** Written exercise **
Find every line in the records that holds the string "Опорожнение". Copy each one.

** Information supplied **
^^^^^^^^

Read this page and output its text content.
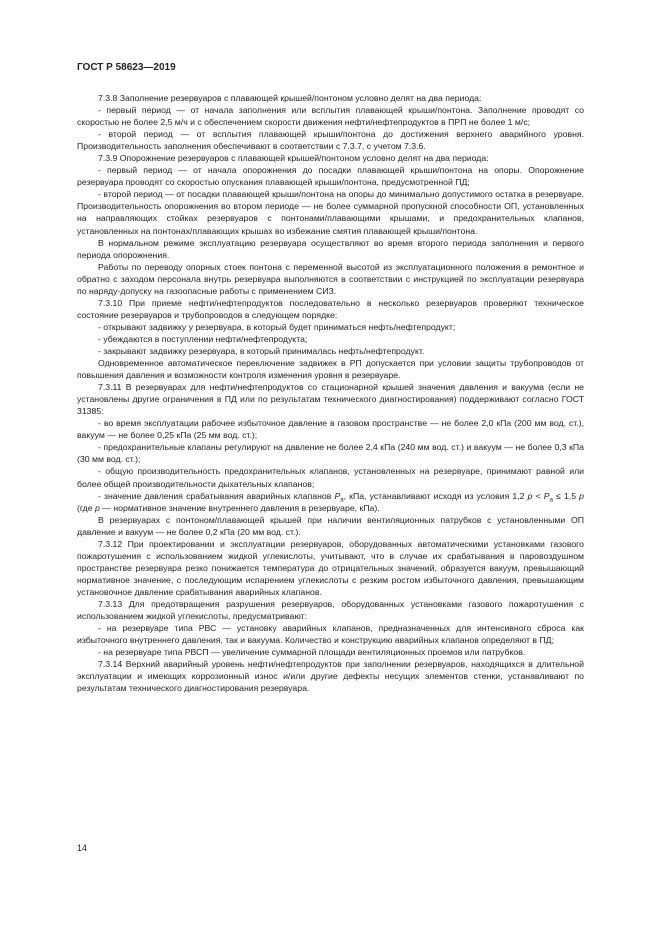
ГОСТ Р 58623—2019

7.3.8 Заполнение резервуаров с плавающей крышей/понтоном условно делят на два периода:

- первый период — от начала заполнения или всплытия плавающей крыши/понтона. Заполнение проводят со скоростью не более 2,5 м/ч и с обеспечением скорости движения нефти/нефтепродуктов в ПРП не более 1 м/с;

- второй период — от всплытия плавающей крыши/понтона до достижения верхнего аварийного уровня. Производительность заполнения обеспечивают в соответствии с 7.3.7, с учетом 7.3.6.

7.3.9 Опорожнение резервуаров с плавающей крышей/понтоном условно делят на два периода:

- первый период — от начала опорожнения до посадки плавающей крыши/понтона на опоры. Опорожнение резервуара проводят со скоростью опускания плавающей крыши/понтона, предусмотренной ПД;

- второй период — от посадки плавающей крыши/понтона на опоры до минимально допустимого остатка в резервуаре. Производительность опорожнения во втором периоде — не более суммарной пропускной способности ОП, установленных на направляющих стойках резервуаров с понтонами/плавающими крышами, и предохранительных клапанов, установленных на понтонах/плавающих крышах во избежание смятия плавающей крыши/понтона.

В нормальном режиме эксплуатацию резервуара осуществляют во время второго периода заполнения и первого периода опорожнения.

Работы по переводу опорных стоек понтона с переменной высотой из эксплуатационного положения в ремонтное и обратно с заходом персонала внутрь резервуара выполняются в соответствии с инструкцией по эксплуатации резервуара по наряду-допуску на газоопасные работы с применением СИЗ.

7.3.10 При приеме нефти/нефтепродуктов последовательно в несколько резервуаров проверяют техническое состояние резервуаров и трубопроводов в следующем порядке:

- открывают задвижку у резервуара, в который будет приниматься нефть/нефтепродукт;

- убеждаются в поступлении нефти/нефтепродукта;

- закрывают задвижку резервуара, в который принималась нефть/нефтепродукт.

Одновременное автоматическое переключение задвижек в РП допускается при условии защиты трубопроводов от повышения давления и возможности контроля изменения уровня в резервуаре.

7.3.11 В резервуарах для нефти/нефтепродуктов со стационарной крышей значения давления и вакуума (если не установлены другие ограничения в ПД или по результатам технического диагностирования) поддерживают согласно ГОСТ 31385:

- во время эксплуатации рабочее избыточное давление в газовом пространстве — не более 2,0 кПа (200 мм вод. ст.), вакуум — не более 0,25 кПа (25 мм вод. ст.);

- предохранительные клапаны регулируют на давление не более 2,4 кПа (240 мм вод. ст.) и вакуум — не более 0,3 кПа (30 мм вод. ст.);

- общую производительность предохранительных клапанов, установленных на резервуаре, принимают равной или более общей производительности дыхательных клапанов;

- значение давления срабатывания аварийных клапанов $P_a$, кПа, устанавливают исходя из условия 1,2 $p < P_a \le 1,5$ p (где p — нормативное значение внутреннего давления в резервуаре, кПа).

В резервуарах с понтоном/плавающей крышей при наличии вентиляционных патрубков с установленными ОП давление и вакуум — не более 0,2 кПа (20 мм вод. ст.).

7.3.12 При проектировании и эксплуатации резервуаров, оборудованных автоматическими установками газового пожаротушения с использованием жидкой углекислоты, учитывают, что в случае их срабатывания в паровоздушном пространстве резервуара резко понижается температура до отрицательных значений, образуется вакуум, превышающий нормативное значение, с последующим испарением углекислоты с резким ростом избыточного давления, превышающим установочное давление срабатывания аварийных клапанов.

7.3.13 Для предотвращения разрушения резервуаров, оборудованных установками газового пожаротушения с использованием жидкой углекислоты, предусматривают:

- на резервуаре типа РВС — установку аварийных клапанов, предназначенных для интенсивного сброса как избыточного внутреннего давления, так и вакуума. Количество и конструкцию аварийных клапанов определяют в ПД;

- на резервуаре типа РВСП — увеличение суммарной площади вентиляционных проемов или патрубков.

7.3.14 Верхний аварийный уровень нефти/нефтепродуктов при заполнении резервуаров, находящихся в длительной эксплуатации и имеющих коррозионный износ и/или другие дефекты несущих элементов стенки, устанавливают по результатам технического диагностирования резервуара.

14
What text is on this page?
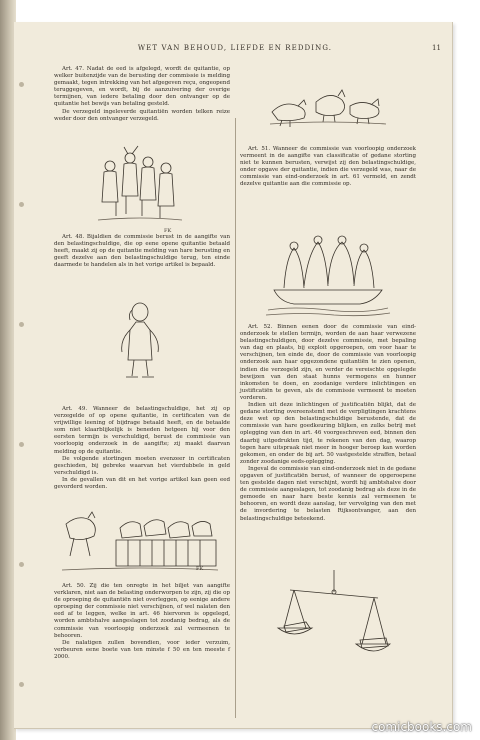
WET VAN BEHOUD, LIEFDE EN REDDING.	11

Art. 47. Nadat de eed is afgelegd, wordt de quitantie, op welker buitenzijde van de berusting der commissie is melding gemaakt, tegen intrekking van het afgegeven reçu, ongeopend teruggegeven, en wordt, bij de aanzuivering der overige termijnen, van iedere betaling door den ontvanger op de quitantie het bewijs van betaling gesteld.

De verzegeld ingeleverde quitantiën worden telken reize weder door den ontvanger verzegeld.

Art. 48. Bijaldien de commissie berust in de aangifte van den belastingschuldige, die op eene opene quitantie betaald heeft, maakt zij op de quitantie melding van hare berusting en geeft dezelve aan den belastingschuldige terug, ten einde daarmede te handelen als in het vorige artikel is bepaald.

Art. 49. Wanneer de belastingschuldige, het zij op verzegelde of op opene quitantie, in certificaten van de vrijwillige leening of bijdrage betaald heeft, en de betaalde som niet klaarblijkelijk is beneden hetgeen hij voor den eersten termijn is verschuldigd, berust de commissie van voorloopig onderzoek in de aangifte; zij maakt daarvan melding op de quitantie.

De volgende stortingen moeten evenzeer in certificaten geschieden, bij gebreke waarvan het vierdubbele in geld verschuldigd is.

In de gevallen van dit en het vorige artikel kan geen eed gevorderd worden.

Art. 50. Zij die ten onregte in het biljet van aangifte verklaren, niet aan de belasting onderworpen te zijn, zij die op de oproeping de quitantiën niet overleggen, op eenige andere oproeping der commissie niet verschijnen, of wel nalaten den eed af te leggen, welke in art. 46 hiervoren is opgelegd, worden ambtshalve aangeslagen tot zoodanig bedrag, als de commissie van voorloopig onderzoek zal vermeenen te behooren.

De nalatigen zullen bovendien, voor ieder verzuim, verbeuren eene boete van ten minste f 50 en ten meeste f 2000.

Art. 51. Wanneer de commissie van voorloopig onderzoek vermeent in de aangifte van classificatie of gedane storting niet te kunnen berusten, verwijst zij den belastingschuldige, onder opgave der quitantie, indien die verzegeld was, naar de commissie van eind-onderzoek in art. 61 vermeld, en zendt dezelve quitantie aan die commissie op.

Art. 52. Binnen eenen door de commissie van eind-onderzoek te stellen termijn, worden de aan haar verwezene belastingschuldigen, door dezelve commissie, met bepaling van dag en plaats, bij exploit opgeroepen, om voor haar te verschijnen, ten einde de, door de commissie van voorloopig onderzoek aan haar opgezondene quitantiën te zien openen, indien die verzegeld zijn, en verder de vereischte opgelegde bewijzen van den staat hunns vermogens en hunner inkomsten te doen, en zoodanige verdere inlichtingen en justificatiën te geven, als de commissie vermeent te moeten vorderen.

Indien uit deze inlichtingen of justificatiën blijkt, dat de gedane storting overeenstemt met de verpligtingen krachtens deze wet op den belastingschuldige berustende, dat de commissie van hare goedkeuring blijken, en zulks betrij met oplegging van den in art. 46 voorgeschreven eed, binnen den daarbij uitgedrukten tijd, te rekenen van den dag, waarop tegen hare uitspraak niet meer in hooger beroep kan worden gekomen, en onder de bij art. 50 vastgestelde straffen, betaal zonder zoodanige eeds-oplegging.

Ingeval de commissie van eind-onderzoek niet in de gedane opgaven of justificatiën berust, of wanneer de opgeroepene ten gestelde dagen niet verschijnt, wordt hij ambtshalve door de commissie aangeslagen, tot zoodanig bedrag als deze in de gemoede en naar hare beste kennis zal vermeenen te behooren, en wordt deze aanslag, ter vervolging van den met de invordering te belasten Rijksontvanger, aan den belastingschuldige beteekend.

FK
FK
comicbooks.com
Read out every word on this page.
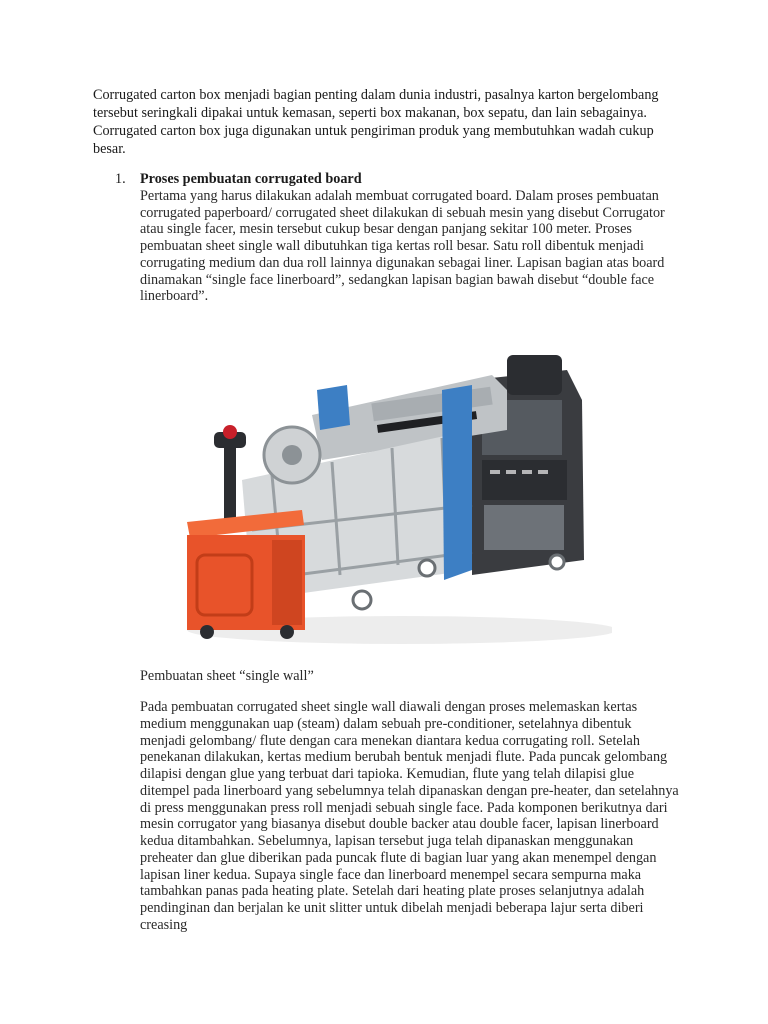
Corrugated carton box menjadi bagian penting dalam dunia industri, pasalnya karton bergelombang tersebut seringkali dipakai untuk kemasan, seperti box makanan, box sepatu, dan lain sebagainya. Corrugated carton box juga digunakan untuk pengiriman produk yang membutuhkan wadah cukup besar.

1. Proses pembuatan corrugated board

Pertama yang harus dilakukan adalah membuat corrugated board. Dalam proses pembuatan corrugated paperboard/ corrugated sheet dilakukan di sebuah mesin yang disebut Corrugator atau single facer, mesin tersebut cukup besar dengan panjang sekitar 100 meter. Proses pembuatan sheet single wall dibutuhkan tiga kertas roll besar. Satu roll dibentuk menjadi corrugating medium dan dua roll lainnya digunakan sebagai liner. Lapisan bagian atas board dinamakan “single face linerboard”, sedangkan lapisan bagian bawah disebut “double face linerboard”.

Pembuatan sheet “single wall”

Pada pembuatan corrugated sheet single wall diawali dengan proses melemaskan kertas medium menggunakan uap (steam) dalam sebuah pre-conditioner, setelahnya dibentuk menjadi gelombang/ flute dengan cara menekan diantara kedua corrugating roll. Setelah penekanan dilakukan, kertas medium berubah bentuk menjadi flute. Pada puncak gelombang dilapisi dengan glue yang terbuat dari tapioka. Kemudian, flute yang telah dilapisi glue ditempel pada linerboard yang sebelumnya telah dipanaskan dengan pre-heater, dan setelahnya di press menggunakan press roll menjadi sebuah single face. Pada komponen berikutnya dari mesin corrugator yang biasanya disebut double backer atau double facer, lapisan linerboard kedua ditambahkan. Sebelumnya, lapisan tersebut juga telah dipanaskan menggunakan preheater dan glue diberikan pada puncak flute di bagian luar yang akan menempel dengan lapisan liner kedua. Supaya single face dan linerboard menempel secara sempurna maka tambahkan panas pada heating plate. Setelah dari heating plate proses selanjutnya adalah pendinginan dan berjalan ke unit slitter untuk dibelah menjadi beberapa lajur serta diberi creasing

^^^^^^^^

** Output of the task **
7.3.9 Опорожнение резервуаров с плавающей крышей/понтоном условно делят на два периода:
- первый период — от начала опорожнения до посадки плавающей крыши/понтона на опоры. Опорожнение резервуара проводят со скоростью опускания плавающей крыши/понтона, предусмотренной ПД;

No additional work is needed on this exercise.